◆ Task A: In the exabit-to-exbibit text below, translate this sentence into Spanish: "Video streaming accounts for over 60% of total internet traffic volume."
◆ Task B: Write a continuation of the exabit-to-exbibit text below, starting after its last paragraph.

◆ Text segment:
◆ ◆ ◆

Exabit to Exbibit

One exabit = 10¹⁸ bits = 125,000 terabytes = 125 petabytes. If every person on Earth (8 billion people) each stored 15 GB of data — roughly a modern smartphone's photos and messages — the total would be about 120 exabytes, or about 960 exabits. The entire human genome is about 1.5 GB; sequencing every person on Earth would produce about 12 exabytes of data.

Cisco's annual internet traffic reports estimated global IP traffic at roughly 4.8 exabytes per day in 2022, rising about 20% per year. Expressed in bits, that's about 38 exabits per day or roughly 440 petabits per second continuously. Video streaming accounts for over 60% of total internet traffic volume.

Data gravity is the principle that massive datasets attract applications, services, and additional data toward them — rather than being moved to where processing occurs. At exabit scale, physically transferring data becomes impractical: moving 1 exabit over a 100 Gbps link takes 116 days. Instead, companies deploy compute resources alongside the data. This effect drives cloud concentration — once an organisation stores exabits in AWS or Azure, the cost and latency of moving that data elsewhere creates powerful vendor lock-in, shaping the economics of the entire cloud industry.

The Square Kilometer Array (SKA), under construction in Australia and South Africa, will be the world's largest radio telescope. Its thousands of antennas will collectively produce roughly 1 exabit of raw sensor data per day — more than the entire global internet traffic of the early 2000s. This data cannot be stored in full; instead, on-site supercomputers reduce it by a factor of ~10,000 in real time, keeping only scientifically relevant signals. The SKA illustrates how radio astronomy pushes data processing to extreme scales that rival commercial internet infrastructure.

At 1 Gbps (a fast home connection), downloading 1 exabit would take 1 billion seconds — about 31.7 years. At 1 Tbps (a high-end data center link), it would take 1 million seconds, or about 11.6 days. This illustrates why exabit-scale data movements require massively parallel infrastructure — no single link or device handles exabit transfers directly.

An exabit (Ebit) = 10¹⁸ bits (SI decimal). An exbibit (Eibit) = 2⁶⁰ bits ≈ 1.1529 × 10¹⁸ bits (IEC binary). Exbibit is 15.29% larger — the cumulative product of using 1,024 instead of 1,000 at each of six prefix steps. This is the largest practically relevant SI vs IEC gap for bit units in current storage contexts.

◆ ◆ ◆

◆ Information given:
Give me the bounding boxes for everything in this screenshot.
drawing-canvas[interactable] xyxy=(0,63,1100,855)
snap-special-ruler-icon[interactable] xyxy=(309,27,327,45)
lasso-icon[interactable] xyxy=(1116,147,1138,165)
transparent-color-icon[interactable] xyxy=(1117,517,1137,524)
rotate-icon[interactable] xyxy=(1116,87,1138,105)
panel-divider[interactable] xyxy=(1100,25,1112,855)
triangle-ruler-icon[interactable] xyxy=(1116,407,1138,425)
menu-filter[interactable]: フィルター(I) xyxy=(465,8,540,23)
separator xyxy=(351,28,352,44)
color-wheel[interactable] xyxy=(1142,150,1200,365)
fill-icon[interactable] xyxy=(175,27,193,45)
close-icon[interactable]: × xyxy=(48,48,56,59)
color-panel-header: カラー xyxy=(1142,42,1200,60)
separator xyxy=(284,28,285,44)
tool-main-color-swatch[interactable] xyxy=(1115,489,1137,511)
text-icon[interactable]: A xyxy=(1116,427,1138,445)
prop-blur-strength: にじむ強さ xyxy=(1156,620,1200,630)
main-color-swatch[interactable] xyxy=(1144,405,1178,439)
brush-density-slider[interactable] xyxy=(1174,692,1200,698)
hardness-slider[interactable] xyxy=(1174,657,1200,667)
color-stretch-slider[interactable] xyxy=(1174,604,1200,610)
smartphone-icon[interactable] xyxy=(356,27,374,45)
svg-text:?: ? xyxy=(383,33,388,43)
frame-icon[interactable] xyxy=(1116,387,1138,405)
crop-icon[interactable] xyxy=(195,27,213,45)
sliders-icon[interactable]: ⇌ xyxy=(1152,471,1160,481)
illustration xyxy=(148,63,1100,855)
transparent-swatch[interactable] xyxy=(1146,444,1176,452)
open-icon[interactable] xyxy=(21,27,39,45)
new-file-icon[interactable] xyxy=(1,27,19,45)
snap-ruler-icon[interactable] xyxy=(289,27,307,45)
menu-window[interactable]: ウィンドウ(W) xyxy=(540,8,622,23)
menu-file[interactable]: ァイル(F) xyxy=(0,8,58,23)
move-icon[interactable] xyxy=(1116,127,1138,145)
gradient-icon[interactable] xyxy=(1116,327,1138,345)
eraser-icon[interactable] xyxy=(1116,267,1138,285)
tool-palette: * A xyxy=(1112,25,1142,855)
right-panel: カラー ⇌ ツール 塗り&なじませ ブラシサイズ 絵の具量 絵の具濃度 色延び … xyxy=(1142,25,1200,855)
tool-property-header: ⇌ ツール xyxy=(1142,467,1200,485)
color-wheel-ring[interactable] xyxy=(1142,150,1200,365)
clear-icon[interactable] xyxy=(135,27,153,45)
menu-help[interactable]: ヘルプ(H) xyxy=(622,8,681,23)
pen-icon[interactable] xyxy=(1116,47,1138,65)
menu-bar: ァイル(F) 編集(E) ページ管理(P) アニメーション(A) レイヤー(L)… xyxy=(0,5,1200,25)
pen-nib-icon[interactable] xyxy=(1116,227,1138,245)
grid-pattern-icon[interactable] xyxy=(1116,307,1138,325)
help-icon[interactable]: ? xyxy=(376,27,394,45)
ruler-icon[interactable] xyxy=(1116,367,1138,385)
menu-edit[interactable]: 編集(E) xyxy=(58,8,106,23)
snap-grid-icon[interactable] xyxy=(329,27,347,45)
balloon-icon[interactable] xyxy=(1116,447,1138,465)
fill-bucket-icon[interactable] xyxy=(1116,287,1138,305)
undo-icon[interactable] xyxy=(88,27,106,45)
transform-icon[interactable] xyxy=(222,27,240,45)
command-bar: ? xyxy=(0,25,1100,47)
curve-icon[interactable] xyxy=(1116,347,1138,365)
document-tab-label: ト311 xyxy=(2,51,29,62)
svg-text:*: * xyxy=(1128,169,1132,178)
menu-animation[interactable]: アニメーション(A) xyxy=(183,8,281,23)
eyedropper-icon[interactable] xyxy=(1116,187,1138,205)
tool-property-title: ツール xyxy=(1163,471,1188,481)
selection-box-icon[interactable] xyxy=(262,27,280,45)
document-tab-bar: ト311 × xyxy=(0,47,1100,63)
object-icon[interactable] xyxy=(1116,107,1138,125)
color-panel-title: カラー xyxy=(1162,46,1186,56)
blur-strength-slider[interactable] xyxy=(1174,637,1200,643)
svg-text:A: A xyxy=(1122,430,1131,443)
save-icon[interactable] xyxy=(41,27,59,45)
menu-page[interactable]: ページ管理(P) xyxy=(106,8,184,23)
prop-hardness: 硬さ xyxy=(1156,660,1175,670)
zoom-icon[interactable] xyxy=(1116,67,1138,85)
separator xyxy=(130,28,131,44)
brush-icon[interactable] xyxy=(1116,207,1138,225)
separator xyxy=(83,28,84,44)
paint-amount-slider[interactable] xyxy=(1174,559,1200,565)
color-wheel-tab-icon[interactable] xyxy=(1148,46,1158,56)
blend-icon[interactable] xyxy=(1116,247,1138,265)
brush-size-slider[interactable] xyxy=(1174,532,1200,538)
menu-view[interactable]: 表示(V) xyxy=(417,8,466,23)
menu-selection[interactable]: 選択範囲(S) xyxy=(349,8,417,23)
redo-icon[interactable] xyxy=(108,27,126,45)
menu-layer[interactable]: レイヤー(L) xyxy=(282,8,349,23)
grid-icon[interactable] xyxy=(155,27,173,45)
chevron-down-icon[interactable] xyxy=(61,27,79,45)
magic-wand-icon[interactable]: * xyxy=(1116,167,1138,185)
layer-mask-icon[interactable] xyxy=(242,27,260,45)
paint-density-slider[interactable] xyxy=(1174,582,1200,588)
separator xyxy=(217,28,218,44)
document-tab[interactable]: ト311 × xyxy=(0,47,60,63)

◆ ◆ ◆

◆ Your response A: La transmisión de video representa más del 60 % del volumen total del tráfico de internet.

◆ Your response B:
Exbibit is used in: computer science academic literature on exascale computing, theoretical storage system design papers, and formal IEC/IEEE standards. No commercial product, OS, or consumer application currently displays exbibits. It is primarily a unit for academic and standards consistency — ensuring the IEC prefix family extends uniformly from kibi- to exbi- (and beyond to zebi- and yobi-).

After exbibit (Eibit, 2⁶⁰ bits) come: zebibit (Zibit, 2⁷⁰ bits) and yobibit (Yibit, 2⁸⁰ bits). These are defined in the IEC 80000-13 standard but have no current practical applications. The IEC binary prefix family deliberately mirrors the SI prefix family, ensuring consistent naming as computing scale continues to grow.

Frontier (Oak Ridge, 2022) achieved 1.194 exaFLOPS, with its Slingshot-11 fabric moving data at aggregate rates measurable in exbibits per second across 9,408 nodes. Aurora (Argonne, 2024) targets similar throughput with over 63,000 GPUs. At these scales, a single checkpoint of a full-system simulation can exceed 1 Eibit of state data, making exbibit a natural unit for describing I/O bandwidth requirements.

The IEC currently defines up to yobibit (Yibit, 2⁸⁰ bits). In 2022, the SI system added ronna- (10²⁷) and quetta- (10³⁰), but the IEC has not yet created matching binary prefixes (ronnibit? quettibit?). With global data creation projected to exceed 1 yottabit annually by the 2030s, pressure is mounting for the IEC to extend the binary prefix family — though the naming convention ("ronnibi-"?) remains an open question.